▶ _EXERCISE AIM_
Write out the records below word for word, please.

═══ INPUT

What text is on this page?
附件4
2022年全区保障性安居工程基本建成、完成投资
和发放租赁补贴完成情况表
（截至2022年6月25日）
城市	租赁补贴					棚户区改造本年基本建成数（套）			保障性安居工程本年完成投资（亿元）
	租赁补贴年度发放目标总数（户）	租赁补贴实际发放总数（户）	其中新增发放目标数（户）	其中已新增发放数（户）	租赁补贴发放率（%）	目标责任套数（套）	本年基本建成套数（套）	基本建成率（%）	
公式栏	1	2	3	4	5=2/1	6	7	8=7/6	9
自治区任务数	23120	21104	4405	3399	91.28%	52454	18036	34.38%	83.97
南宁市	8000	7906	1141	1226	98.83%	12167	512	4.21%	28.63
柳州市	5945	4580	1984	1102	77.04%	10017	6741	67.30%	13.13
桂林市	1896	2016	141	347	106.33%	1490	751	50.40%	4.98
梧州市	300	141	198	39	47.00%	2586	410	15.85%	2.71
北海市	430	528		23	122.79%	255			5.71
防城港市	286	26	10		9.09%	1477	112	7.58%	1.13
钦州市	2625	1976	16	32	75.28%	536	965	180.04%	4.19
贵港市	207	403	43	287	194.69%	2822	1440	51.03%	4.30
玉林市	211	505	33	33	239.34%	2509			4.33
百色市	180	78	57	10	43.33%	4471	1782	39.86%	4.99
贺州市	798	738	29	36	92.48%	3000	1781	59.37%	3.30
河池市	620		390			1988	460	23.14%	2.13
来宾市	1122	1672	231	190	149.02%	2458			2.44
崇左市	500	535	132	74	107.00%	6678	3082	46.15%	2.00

══════

▶ _FULL SOLUTION_
What text is on this page?
附件4
2022年全区保障性安居工程基本建成、完成投资
和发放租赁补贴完成情况表
（截至2022年6月25日）
城市	租赁补贴					棚户区改造本年基本建成数（套）			保障性安居工程本年完成投资（亿元）
	租赁补贴年度发放目标总数（户）	租赁补贴实际发放总数（户）	其中新增发放目标数（户）	其中已新增发放数（户）	租赁补贴发放率（%）	目标责任套数（套）	本年基本建成套数（套）	基本建成率（%）	
公式栏	1	2	3	4	5=2/1	6	7	8=7/6	9
自治区任务数	23120	21104	4405	3399	91.28%	52454	18036	34.38%	83.97
南宁市	8000	7906	1141	1226	98.83%	12167	512	4.21%	28.63
柳州市	5945	4580	1984	1102	77.04%	10017	6741	67.30%	13.13
桂林市	1896	2016	141	347	106.33%	1490	751	50.40%	4.98
梧州市	300	141	198	39	47.00%	2586	410	15.85%	2.71
北海市	430	528		23	122.79%	255			5.71
防城港市	286	26	10		9.09%	1477	112	7.58%	1.13
钦州市	2625	1976	16	32	75.28%	536	965	180.04%	4.19
贵港市	207	403	43	287	194.69%	2822	1440	51.03%	4.30
玉林市	211	505	33	33	239.34%	2509			4.33
百色市	180	78	57	10	43.33%	4471	1782	39.86%	4.99
贺州市	798	738	29	36	92.48%	3000	1781	59.37%	3.30
河池市	620		390			1988	460	23.14%	2.13
来宾市	1122	1672	231	190	149.02%	2458			2.44
崇左市	500	535	132	74	107.00%	6678	3082	46.15%	2.00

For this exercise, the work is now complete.